Scan the data beneath this task and copy each line that includes "ylabel".

◆ ◆ ◆

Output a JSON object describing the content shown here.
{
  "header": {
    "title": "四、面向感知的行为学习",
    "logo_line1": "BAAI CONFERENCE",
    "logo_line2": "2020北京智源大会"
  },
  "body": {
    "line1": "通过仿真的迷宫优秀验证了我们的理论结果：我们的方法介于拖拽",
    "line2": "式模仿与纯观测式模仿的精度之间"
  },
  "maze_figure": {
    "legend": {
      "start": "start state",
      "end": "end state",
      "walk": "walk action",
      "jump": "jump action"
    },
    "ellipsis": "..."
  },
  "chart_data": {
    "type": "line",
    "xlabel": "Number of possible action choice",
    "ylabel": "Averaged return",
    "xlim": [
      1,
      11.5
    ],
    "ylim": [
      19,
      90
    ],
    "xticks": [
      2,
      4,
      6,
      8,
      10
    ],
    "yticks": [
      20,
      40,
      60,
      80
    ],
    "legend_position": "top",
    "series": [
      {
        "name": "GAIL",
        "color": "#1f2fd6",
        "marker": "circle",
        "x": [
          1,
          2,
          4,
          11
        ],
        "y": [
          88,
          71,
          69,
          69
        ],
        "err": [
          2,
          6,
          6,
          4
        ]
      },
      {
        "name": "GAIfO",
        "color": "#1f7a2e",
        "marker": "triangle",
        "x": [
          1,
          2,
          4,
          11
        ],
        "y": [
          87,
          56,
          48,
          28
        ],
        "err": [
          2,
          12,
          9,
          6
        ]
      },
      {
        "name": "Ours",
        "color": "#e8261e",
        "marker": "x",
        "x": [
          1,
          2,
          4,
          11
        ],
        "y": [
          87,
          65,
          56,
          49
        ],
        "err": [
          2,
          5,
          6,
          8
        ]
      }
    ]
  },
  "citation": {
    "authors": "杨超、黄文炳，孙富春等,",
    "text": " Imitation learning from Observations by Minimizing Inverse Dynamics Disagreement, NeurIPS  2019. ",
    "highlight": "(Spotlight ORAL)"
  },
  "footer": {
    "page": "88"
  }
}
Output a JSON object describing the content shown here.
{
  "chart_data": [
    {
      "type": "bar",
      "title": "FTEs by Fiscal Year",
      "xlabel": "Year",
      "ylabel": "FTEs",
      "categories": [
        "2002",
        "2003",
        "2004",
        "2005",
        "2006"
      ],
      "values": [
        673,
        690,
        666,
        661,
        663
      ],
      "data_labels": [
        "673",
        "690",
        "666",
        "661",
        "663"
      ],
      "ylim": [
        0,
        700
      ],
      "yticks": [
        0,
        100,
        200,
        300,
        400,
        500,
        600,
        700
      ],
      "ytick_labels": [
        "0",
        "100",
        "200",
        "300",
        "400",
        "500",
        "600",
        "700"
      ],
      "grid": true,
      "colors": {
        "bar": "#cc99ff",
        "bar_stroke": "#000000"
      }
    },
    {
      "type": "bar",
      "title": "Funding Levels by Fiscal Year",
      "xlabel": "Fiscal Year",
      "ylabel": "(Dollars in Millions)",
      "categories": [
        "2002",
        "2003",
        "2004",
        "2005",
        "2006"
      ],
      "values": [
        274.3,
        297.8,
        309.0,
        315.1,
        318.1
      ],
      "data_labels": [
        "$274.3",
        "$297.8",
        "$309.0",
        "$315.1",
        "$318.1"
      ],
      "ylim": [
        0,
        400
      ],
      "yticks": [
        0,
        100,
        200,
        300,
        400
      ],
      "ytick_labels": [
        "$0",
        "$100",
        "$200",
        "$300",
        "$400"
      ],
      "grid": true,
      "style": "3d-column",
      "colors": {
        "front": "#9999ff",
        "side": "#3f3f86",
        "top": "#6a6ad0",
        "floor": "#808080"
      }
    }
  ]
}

◆ ◆ ◆

** RESULT OF THE TASK **
    "ylabel": "Averaged return",
      "ylabel": "FTEs",
      "ylabel": "(Dollars in Millions)",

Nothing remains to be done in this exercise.